— Written instruction —
Write out the records again, exactly, leaving none out.

— Excerpted records —
◆ ◆ ◆ ◆ ◆

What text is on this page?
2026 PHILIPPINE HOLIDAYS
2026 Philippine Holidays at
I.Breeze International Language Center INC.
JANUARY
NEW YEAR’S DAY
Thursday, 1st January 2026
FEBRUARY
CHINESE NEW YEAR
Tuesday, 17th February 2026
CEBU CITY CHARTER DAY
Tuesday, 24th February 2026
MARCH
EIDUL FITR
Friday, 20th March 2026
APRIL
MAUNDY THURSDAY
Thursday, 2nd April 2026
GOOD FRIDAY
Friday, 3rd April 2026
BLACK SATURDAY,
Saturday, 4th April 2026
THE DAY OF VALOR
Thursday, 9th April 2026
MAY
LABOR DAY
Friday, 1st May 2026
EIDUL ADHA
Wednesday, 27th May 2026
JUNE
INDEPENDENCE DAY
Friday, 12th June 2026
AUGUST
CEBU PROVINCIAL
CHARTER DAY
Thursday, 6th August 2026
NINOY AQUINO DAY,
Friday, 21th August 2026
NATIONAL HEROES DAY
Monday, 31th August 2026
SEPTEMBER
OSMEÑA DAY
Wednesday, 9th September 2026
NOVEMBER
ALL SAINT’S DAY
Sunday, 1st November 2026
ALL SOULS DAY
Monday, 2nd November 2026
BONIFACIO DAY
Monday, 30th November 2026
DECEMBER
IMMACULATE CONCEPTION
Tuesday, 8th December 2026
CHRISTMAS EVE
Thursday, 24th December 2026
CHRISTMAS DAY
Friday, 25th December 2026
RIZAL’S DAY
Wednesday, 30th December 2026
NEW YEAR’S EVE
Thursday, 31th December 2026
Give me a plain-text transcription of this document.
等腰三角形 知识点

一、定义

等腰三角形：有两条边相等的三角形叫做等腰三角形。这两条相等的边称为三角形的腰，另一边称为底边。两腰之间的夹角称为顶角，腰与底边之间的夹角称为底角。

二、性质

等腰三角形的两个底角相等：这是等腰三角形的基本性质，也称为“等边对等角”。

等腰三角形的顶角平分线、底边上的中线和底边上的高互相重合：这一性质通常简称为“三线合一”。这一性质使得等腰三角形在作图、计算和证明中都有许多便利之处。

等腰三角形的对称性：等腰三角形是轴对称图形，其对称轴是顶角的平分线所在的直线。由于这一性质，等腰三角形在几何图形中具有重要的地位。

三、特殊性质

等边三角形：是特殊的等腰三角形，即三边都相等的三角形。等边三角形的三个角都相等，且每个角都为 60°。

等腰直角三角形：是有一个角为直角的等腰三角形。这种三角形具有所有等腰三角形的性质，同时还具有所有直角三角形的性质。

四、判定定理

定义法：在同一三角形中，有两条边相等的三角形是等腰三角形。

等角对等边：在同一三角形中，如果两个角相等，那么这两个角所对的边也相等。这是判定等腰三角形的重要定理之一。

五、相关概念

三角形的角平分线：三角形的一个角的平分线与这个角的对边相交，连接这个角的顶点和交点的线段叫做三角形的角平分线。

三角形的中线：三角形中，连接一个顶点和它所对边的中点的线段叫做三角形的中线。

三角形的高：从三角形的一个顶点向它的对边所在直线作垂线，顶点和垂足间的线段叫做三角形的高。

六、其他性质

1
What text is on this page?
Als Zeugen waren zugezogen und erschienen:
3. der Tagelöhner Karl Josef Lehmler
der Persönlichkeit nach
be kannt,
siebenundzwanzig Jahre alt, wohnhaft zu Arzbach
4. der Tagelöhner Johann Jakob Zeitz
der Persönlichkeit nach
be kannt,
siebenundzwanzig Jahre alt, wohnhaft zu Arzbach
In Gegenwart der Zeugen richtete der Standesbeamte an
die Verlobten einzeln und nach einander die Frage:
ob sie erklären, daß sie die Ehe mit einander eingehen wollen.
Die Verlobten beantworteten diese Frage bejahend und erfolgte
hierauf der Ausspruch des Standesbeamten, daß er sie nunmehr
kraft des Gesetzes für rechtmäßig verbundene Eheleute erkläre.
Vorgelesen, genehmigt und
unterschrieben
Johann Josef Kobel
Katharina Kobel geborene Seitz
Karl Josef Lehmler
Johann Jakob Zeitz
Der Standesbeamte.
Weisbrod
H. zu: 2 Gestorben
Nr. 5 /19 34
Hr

◆ ◆ ◆ ◆ ◆

— Output for this task —
What text is on this page?
2026 PHILIPPINE HOLIDAYS
2026 Philippine Holidays at
I.Breeze International Language Center INC.
JANUARY
NEW YEAR’S DAY
Thursday, 1st January 2026
FEBRUARY
CHINESE NEW YEAR
Tuesday, 17th February 2026
CEBU CITY CHARTER DAY
Tuesday, 24th February 2026
MARCH
EIDUL FITR
Friday, 20th March 2026
APRIL
MAUNDY THURSDAY
Thursday, 2nd April 2026
GOOD FRIDAY
Friday, 3rd April 2026
BLACK SATURDAY,
Saturday, 4th April 2026
THE DAY OF VALOR
Thursday, 9th April 2026
MAY
LABOR DAY
Friday, 1st May 2026
EIDUL ADHA
Wednesday, 27th May 2026
JUNE
INDEPENDENCE DAY
Friday, 12th June 2026
AUGUST
CEBU PROVINCIAL
CHARTER DAY
Thursday, 6th August 2026
NINOY AQUINO DAY,
Friday, 21th August 2026
NATIONAL HEROES DAY
Monday, 31th August 2026
SEPTEMBER
OSMEÑA DAY
Wednesday, 9th September 2026
NOVEMBER
ALL SAINT’S DAY
Sunday, 1st November 2026
ALL SOULS DAY
Monday, 2nd November 2026
BONIFACIO DAY
Monday, 30th November 2026
DECEMBER
IMMACULATE CONCEPTION
Tuesday, 8th December 2026
CHRISTMAS EVE
Thursday, 24th December 2026
CHRISTMAS DAY
Friday, 25th December 2026
RIZAL’S DAY
Wednesday, 30th December 2026
NEW YEAR’S EVE
Thursday, 31th December 2026
Give me a plain-text transcription of this document.
等腰三角形 知识点

一、定义

等腰三角形：有两条边相等的三角形叫做等腰三角形。这两条相等的边称为三角形的腰，另一边称为底边。两腰之间的夹角称为顶角，腰与底边之间的夹角称为底角。

二、性质

等腰三角形的两个底角相等：这是等腰三角形的基本性质，也称为“等边对等角”。

等腰三角形的顶角平分线、底边上的中线和底边上的高互相重合：这一性质通常简称为“三线合一”。这一性质使得等腰三角形在作图、计算和证明中都有许多便利之处。

等腰三角形的对称性：等腰三角形是轴对称图形，其对称轴是顶角的平分线所在的直线。由于这一性质，等腰三角形在几何图形中具有重要的地位。

三、特殊性质

等边三角形：是特殊的等腰三角形，即三边都相等的三角形。等边三角形的三个角都相等，且每个角都为 60°。

等腰直角三角形：是有一个角为直角的等腰三角形。这种三角形具有所有等腰三角形的性质，同时还具有所有直角三角形的性质。

四、判定定理

定义法：在同一三角形中，有两条边相等的三角形是等腰三角形。

等角对等边：在同一三角形中，如果两个角相等，那么这两个角所对的边也相等。这是判定等腰三角形的重要定理之一。

五、相关概念

三角形的角平分线：三角形的一个角的平分线与这个角的对边相交，连接这个角的顶点和交点的线段叫做三角形的角平分线。

三角形的中线：三角形中，连接一个顶点和它所对边的中点的线段叫做三角形的中线。

三角形的高：从三角形的一个顶点向它的对边所在直线作垂线，顶点和垂足间的线段叫做三角形的高。

六、其他性质

1
What text is on this page?
Als Zeugen waren zugezogen und erschienen:
3. der Tagelöhner Karl Josef Lehmler
der Persönlichkeit nach
be kannt,
siebenundzwanzig Jahre alt, wohnhaft zu Arzbach
4. der Tagelöhner Johann Jakob Zeitz
der Persönlichkeit nach
be kannt,
siebenundzwanzig Jahre alt, wohnhaft zu Arzbach
In Gegenwart der Zeugen richtete der Standesbeamte an
die Verlobten einzeln und nach einander die Frage:
ob sie erklären, daß sie die Ehe mit einander eingehen wollen.
Die Verlobten beantworteten diese Frage bejahend und erfolgte
hierauf der Ausspruch des Standesbeamten, daß er sie nunmehr
kraft des Gesetzes für rechtmäßig verbundene Eheleute erkläre.
Vorgelesen, genehmigt und
unterschrieben
Johann Josef Kobel
Katharina Kobel geborene Seitz
Karl Josef Lehmler
Johann Jakob Zeitz
Der Standesbeamte.
Weisbrod
H. zu: 2 Gestorben
Nr. 5 /19 34
Hr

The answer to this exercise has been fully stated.